**Work to complete:** Filter the entries below, keeping every line that has the word "weapons".

**Exercise materials:**
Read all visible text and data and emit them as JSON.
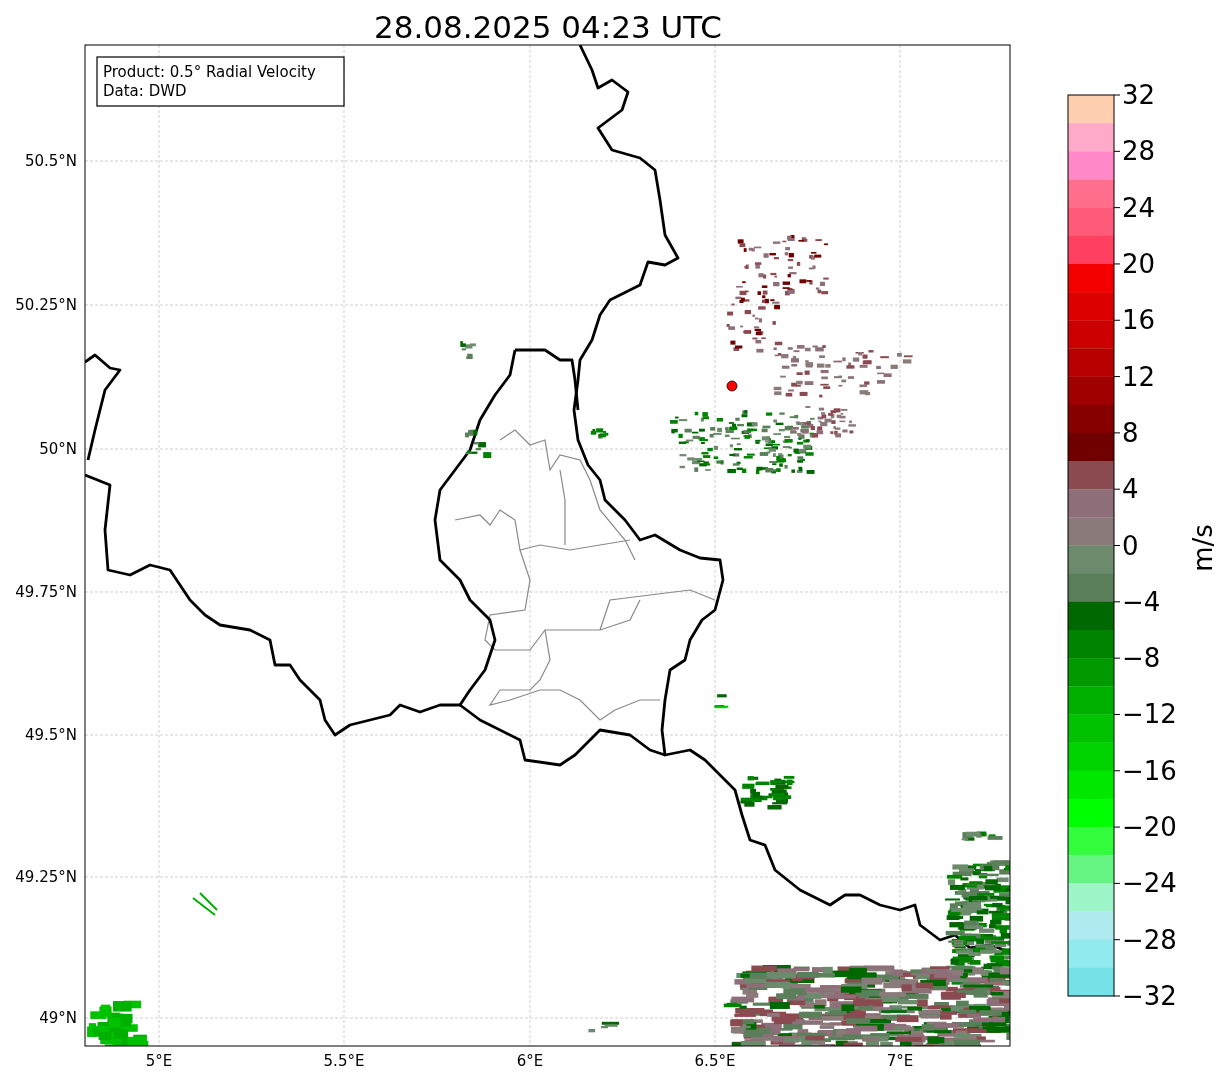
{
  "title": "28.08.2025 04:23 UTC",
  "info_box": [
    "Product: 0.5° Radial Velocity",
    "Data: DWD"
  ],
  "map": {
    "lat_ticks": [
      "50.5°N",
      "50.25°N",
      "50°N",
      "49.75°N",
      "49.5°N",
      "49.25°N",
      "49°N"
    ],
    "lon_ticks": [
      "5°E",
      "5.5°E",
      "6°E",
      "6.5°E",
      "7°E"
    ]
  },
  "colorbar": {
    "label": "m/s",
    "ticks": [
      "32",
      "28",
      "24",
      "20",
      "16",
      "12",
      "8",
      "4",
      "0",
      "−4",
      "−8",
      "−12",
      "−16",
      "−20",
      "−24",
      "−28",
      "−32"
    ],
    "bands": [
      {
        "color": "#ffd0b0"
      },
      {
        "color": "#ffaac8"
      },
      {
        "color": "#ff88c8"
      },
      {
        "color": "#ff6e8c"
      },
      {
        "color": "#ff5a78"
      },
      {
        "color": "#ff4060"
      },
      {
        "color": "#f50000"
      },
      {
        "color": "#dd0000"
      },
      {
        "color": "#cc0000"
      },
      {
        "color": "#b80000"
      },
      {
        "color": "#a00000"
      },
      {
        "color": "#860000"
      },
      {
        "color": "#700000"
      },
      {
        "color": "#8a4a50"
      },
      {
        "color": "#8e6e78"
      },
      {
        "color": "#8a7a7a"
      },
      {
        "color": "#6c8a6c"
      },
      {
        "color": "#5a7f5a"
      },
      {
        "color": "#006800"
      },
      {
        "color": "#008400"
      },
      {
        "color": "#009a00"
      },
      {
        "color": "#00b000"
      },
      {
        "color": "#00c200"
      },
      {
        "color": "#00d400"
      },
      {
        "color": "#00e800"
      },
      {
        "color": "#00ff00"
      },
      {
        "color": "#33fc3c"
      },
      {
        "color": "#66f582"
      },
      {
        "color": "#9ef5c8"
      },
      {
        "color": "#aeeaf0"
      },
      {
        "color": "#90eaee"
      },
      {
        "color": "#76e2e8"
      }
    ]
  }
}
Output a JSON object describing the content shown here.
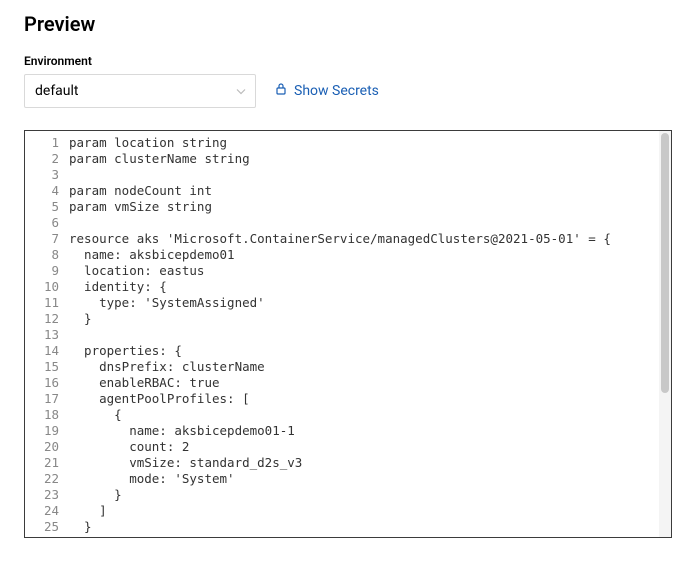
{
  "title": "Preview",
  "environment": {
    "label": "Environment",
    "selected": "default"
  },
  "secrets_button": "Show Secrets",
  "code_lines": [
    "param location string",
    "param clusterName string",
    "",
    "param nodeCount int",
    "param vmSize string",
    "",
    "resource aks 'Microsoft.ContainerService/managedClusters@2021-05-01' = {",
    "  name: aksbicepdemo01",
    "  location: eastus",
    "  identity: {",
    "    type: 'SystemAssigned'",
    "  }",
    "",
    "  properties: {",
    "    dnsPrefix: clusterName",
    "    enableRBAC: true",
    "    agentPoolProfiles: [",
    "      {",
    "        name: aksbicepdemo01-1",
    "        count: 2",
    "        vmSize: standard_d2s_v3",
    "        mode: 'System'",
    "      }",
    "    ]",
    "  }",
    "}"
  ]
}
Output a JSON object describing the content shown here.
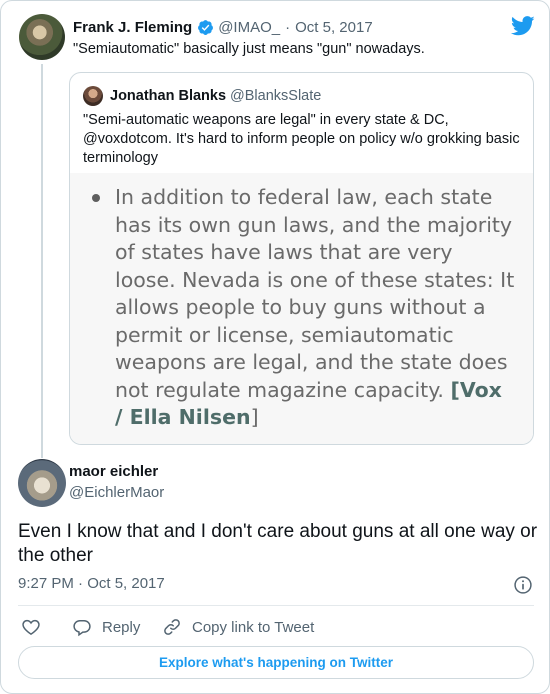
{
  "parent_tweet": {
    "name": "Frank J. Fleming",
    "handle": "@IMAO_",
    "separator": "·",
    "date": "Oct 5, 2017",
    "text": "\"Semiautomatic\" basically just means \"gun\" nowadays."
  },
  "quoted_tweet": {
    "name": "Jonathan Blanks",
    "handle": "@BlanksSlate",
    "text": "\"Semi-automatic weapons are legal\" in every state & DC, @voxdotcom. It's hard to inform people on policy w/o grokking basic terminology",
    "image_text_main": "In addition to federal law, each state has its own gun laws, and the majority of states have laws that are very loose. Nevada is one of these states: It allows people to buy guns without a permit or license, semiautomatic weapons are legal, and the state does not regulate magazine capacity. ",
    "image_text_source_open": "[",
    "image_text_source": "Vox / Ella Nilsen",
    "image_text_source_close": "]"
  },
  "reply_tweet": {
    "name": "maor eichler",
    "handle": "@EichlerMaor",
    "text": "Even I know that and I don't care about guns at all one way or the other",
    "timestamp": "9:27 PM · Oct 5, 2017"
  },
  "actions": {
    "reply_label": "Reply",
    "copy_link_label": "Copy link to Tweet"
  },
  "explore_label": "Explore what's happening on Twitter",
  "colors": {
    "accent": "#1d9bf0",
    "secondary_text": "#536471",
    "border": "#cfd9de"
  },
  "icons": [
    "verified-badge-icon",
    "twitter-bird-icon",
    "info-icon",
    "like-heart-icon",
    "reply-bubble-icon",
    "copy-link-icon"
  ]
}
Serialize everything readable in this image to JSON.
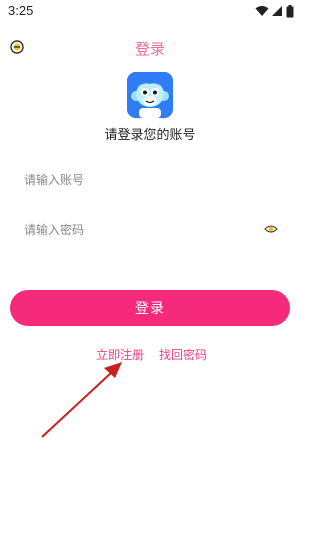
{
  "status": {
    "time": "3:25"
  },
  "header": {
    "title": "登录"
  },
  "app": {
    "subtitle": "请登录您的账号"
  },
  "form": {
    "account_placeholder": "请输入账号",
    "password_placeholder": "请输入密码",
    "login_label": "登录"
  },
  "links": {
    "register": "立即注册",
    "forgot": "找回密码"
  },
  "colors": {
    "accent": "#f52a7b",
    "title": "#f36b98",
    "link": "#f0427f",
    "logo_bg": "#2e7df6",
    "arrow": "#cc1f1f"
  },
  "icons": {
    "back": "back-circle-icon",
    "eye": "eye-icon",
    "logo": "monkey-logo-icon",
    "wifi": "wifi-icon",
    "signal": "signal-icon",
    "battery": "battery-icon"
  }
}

**In response:**
    "text": "\"Semi-automatic weapons are legal\" in every state & DC, @voxdotcom. It's hard to inform people on policy w/o grokking basic terminology",
    "image_text_main": "In addition to federal law, each state has its own gun laws, and the majority of states have laws that are very loose. Nevada is one of these states: It allows people to buy guns without a permit or license, semiautomatic weapons are legal, and the state does not regulate magazine capacity. ",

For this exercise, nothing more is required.